* TASK STATEMENT *
Retype the items below exactly as they appear, from the line containing "right-key-hint-icon: > xyxy=(460,372,474,386)" through the line containing "mismatching-label: mismatching xyxy=(210,314,298,329)".

.....

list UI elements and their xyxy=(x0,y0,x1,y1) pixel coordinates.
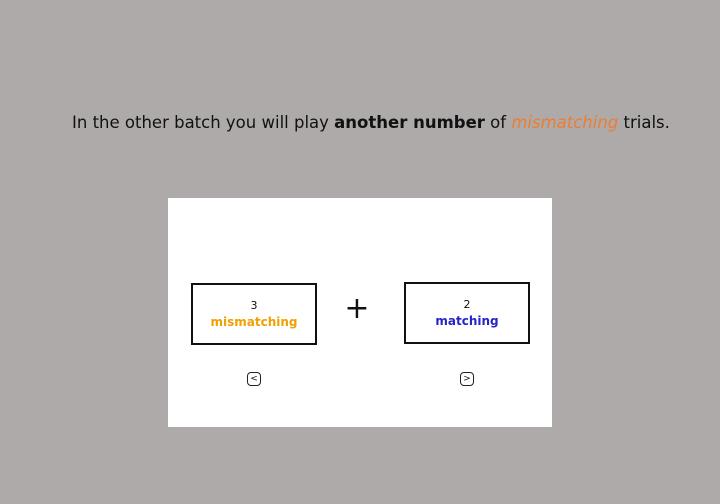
right-key-hint-icon: > xyxy=(460,372,474,386)
instruction-prefix: In the other batch you will play xyxy=(72,113,335,132)
instruction-highlight: mismatching xyxy=(511,113,619,132)
mismatching-count: 3 xyxy=(250,298,258,312)
matching-count: 2 xyxy=(463,297,471,311)
plus-icon: + xyxy=(344,291,370,326)
left-key-hint-icon: < xyxy=(247,372,261,386)
mismatching-label: mismatching xyxy=(210,314,298,329)
mismatching-option-card[interactable]: 3 mismatching xyxy=(191,283,317,345)
matching-option-card[interactable]: 2 matching xyxy=(404,282,530,344)
matching-label: matching xyxy=(435,313,499,328)
choice-panel: 3 mismatching + 2 matching < > xyxy=(168,198,552,427)
instruction-emphasis: another number xyxy=(334,113,485,132)
instruction-suffix: trials. xyxy=(618,113,670,132)
instruction-middle: of xyxy=(484,113,512,132)
instruction-text: In the other batch you will play another… xyxy=(72,113,670,132)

.....

* OUTPUT FOR THIS TASK *
right-key-hint-icon: > xyxy=(460,372,474,386)
instruction-prefix: In the other batch you will play xyxy=(72,113,335,132)
instruction-highlight: mismatching xyxy=(511,113,619,132)
mismatching-count: 3 xyxy=(250,298,258,312)
matching-count: 2 xyxy=(463,297,471,311)
plus-icon: + xyxy=(344,291,370,326)
left-key-hint-icon: < xyxy=(247,372,261,386)
mismatching-label: mismatching xyxy=(210,314,298,329)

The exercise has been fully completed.